* _TASK OBJECTIVE_
Go through the listing and set it down exactly, leaving out its pictures.

====== DATA FOR PROCESSING

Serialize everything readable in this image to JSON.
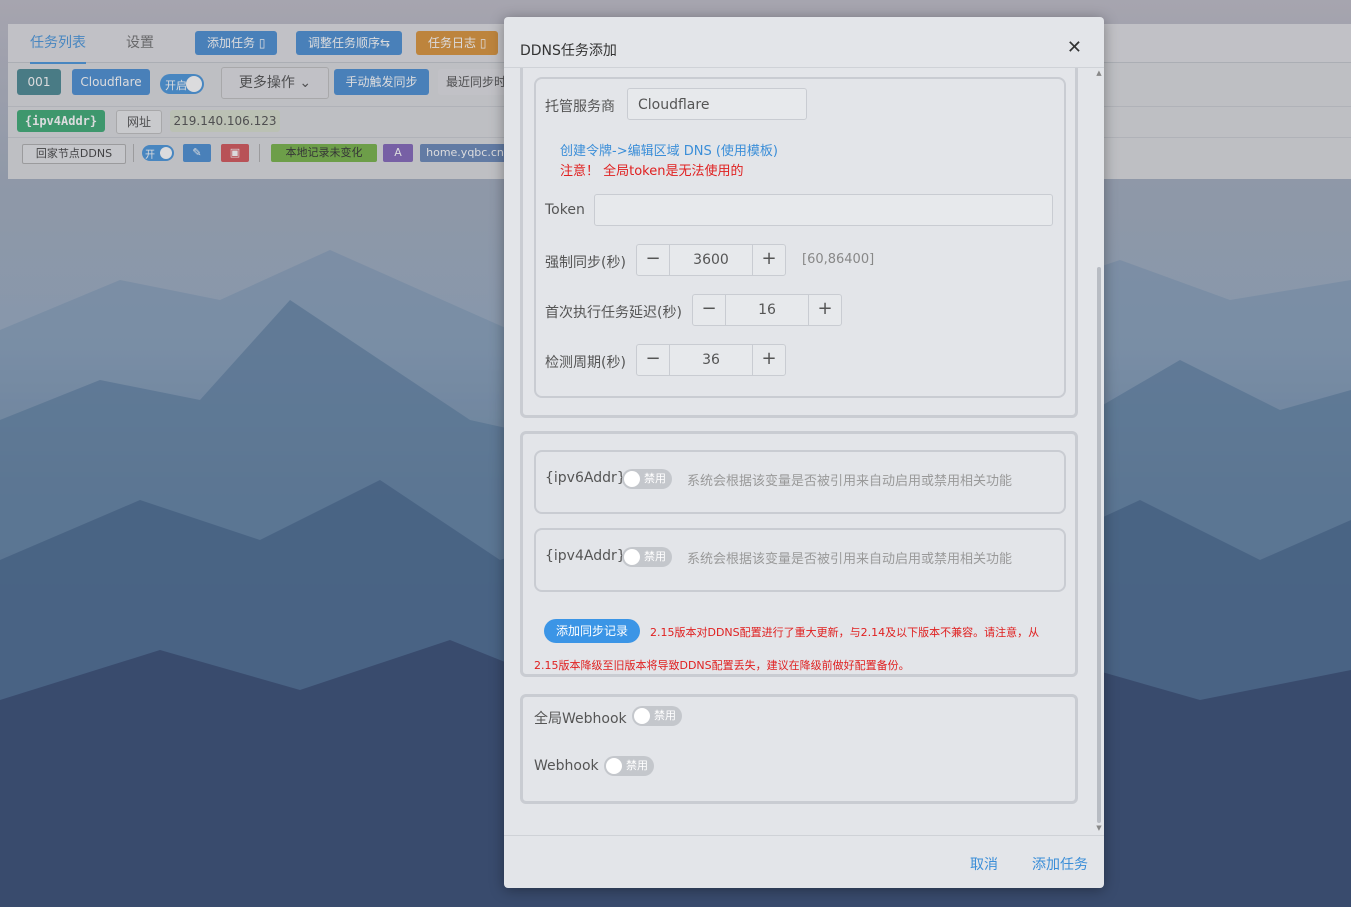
{
  "background_app": {
    "tabs": [
      {
        "label": "任务列表",
        "active": true
      },
      {
        "label": "设置",
        "active": false
      }
    ],
    "toolbar": {
      "add_task": "添加任务",
      "adjust_order": "调整任务顺序",
      "task_log": "任务日志"
    },
    "task_row": {
      "id": "001",
      "provider": "Cloudflare",
      "switch_label": "开启",
      "more_ops": "更多操作",
      "manual_sync": "手动触发同步",
      "last_sync": "最近同步时"
    },
    "var_row": {
      "var": "{ipv4Addr}",
      "url_label": "网址",
      "ip": "219.140.106.123"
    },
    "record_row": {
      "name": "回家节点DDNS",
      "switch_label": "开",
      "status": "本地记录未变化",
      "type": "A",
      "domain": "home.yqbc.cn"
    }
  },
  "modal": {
    "title": "DDNS任务添加",
    "close_icon": "close-icon",
    "provider": {
      "label": "托管服务商",
      "value": "Cloudflare"
    },
    "token_link": "创建令牌->编辑区域 DNS (使用模板)",
    "token_warning": "注意！ 全局token是无法使用的",
    "token": {
      "label": "Token",
      "value": ""
    },
    "force_sync": {
      "label": "强制同步(秒)",
      "value": "3600",
      "range": "[60,86400]"
    },
    "first_delay": {
      "label": "首次执行任务延迟(秒)",
      "value": "16"
    },
    "check_period": {
      "label": "检测周期(秒)",
      "value": "36"
    },
    "ipv6": {
      "label": "{ipv6Addr}",
      "switch": "禁用",
      "desc": "系统会根据该变量是否被引用来自动启用或禁用相关功能"
    },
    "ipv4": {
      "label": "{ipv4Addr}",
      "switch": "禁用",
      "desc": "系统会根据该变量是否被引用来自动启用或禁用相关功能"
    },
    "add_record_button": "添加同步记录",
    "notice_line1": "2.15版本对DDNS配置进行了重大更新，与2.14及以下版本不兼容。请注意，从",
    "notice_line2": "2.15版本降级至旧版本将导致DDNS配置丢失，建议在降级前做好配置备份。",
    "global_webhook": {
      "label": "全局Webhook",
      "switch": "禁用"
    },
    "webhook": {
      "label": "Webhook",
      "switch": "禁用"
    },
    "footer": {
      "cancel": "取消",
      "submit": "添加任务"
    }
  },
  "colors": {
    "accent": "#3b8ed8",
    "warning": "#e02020",
    "modal_bg": "#e3e5e9"
  }
}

============

* _IN RESPONSE_
Serialize everything readable in this image to JSON.
{
  "background_app": {
    "tabs": [
      {
        "label": "任务列表",
        "active": true
      },
      {
        "label": "设置",
        "active": false
      }
    ],
    "toolbar": {
      "add_task": "添加任务",
      "adjust_order": "调整任务顺序",
      "task_log": "任务日志"
    },
    "task_row": {
      "id": "001",
      "provider": "Cloudflare",
      "switch_label": "开启",
      "more_ops": "更多操作",
      "manual_sync": "手动触发同步",
      "last_sync": "最近同步时"
    },
    "var_row": {
      "var": "{ipv4Addr}",
      "url_label": "网址",
      "ip": "219.140.106.123"
    },
    "record_row": {
      "name": "回家节点DDNS",
      "switch_label": "开",
      "status": "本地记录未变化",
      "type": "A",
      "domain": "home.yqbc.cn"
    }
  },
  "modal": {
    "title": "DDNS任务添加",
    "close_icon": "close-icon",
    "provider": {
      "label": "托管服务商",
      "value": "Cloudflare"
    },
    "token_link": "创建令牌->编辑区域 DNS (使用模板)",
    "token_warning": "注意！ 全局token是无法使用的",
    "token": {
      "label": "Token",
      "value": ""
    },
    "force_sync": {
      "label": "强制同步(秒)",
      "value": "3600",
      "range": "[60,86400]"
    },
    "first_delay": {
      "label": "首次执行任务延迟(秒)",
      "value": "16"
    },
    "check_period": {
      "label": "检测周期(秒)",
      "value": "36"
    },
    "ipv6": {
      "label": "{ipv6Addr}",
      "switch": "禁用",
      "desc": "系统会根据该变量是否被引用来自动启用或禁用相关功能"
    },
    "ipv4": {
      "label": "{ipv4Addr}",
      "switch": "禁用",
      "desc": "系统会根据该变量是否被引用来自动启用或禁用相关功能"
    },
    "add_record_button": "添加同步记录",
    "notice_line1": "2.15版本对DDNS配置进行了重大更新，与2.14及以下版本不兼容。请注意，从",
    "notice_line2": "2.15版本降级至旧版本将导致DDNS配置丢失，建议在降级前做好配置备份。",
    "global_webhook": {
      "label": "全局Webhook",
      "switch": "禁用"
    },
    "webhook": {
      "label": "Webhook",
      "switch": "禁用"
    },
    "footer": {
      "cancel": "取消",
      "submit": "添加任务"
    }
  },
  "colors": {
    "accent": "#3b8ed8",
    "warning": "#e02020",
    "modal_bg": "#e3e5e9"
  }
}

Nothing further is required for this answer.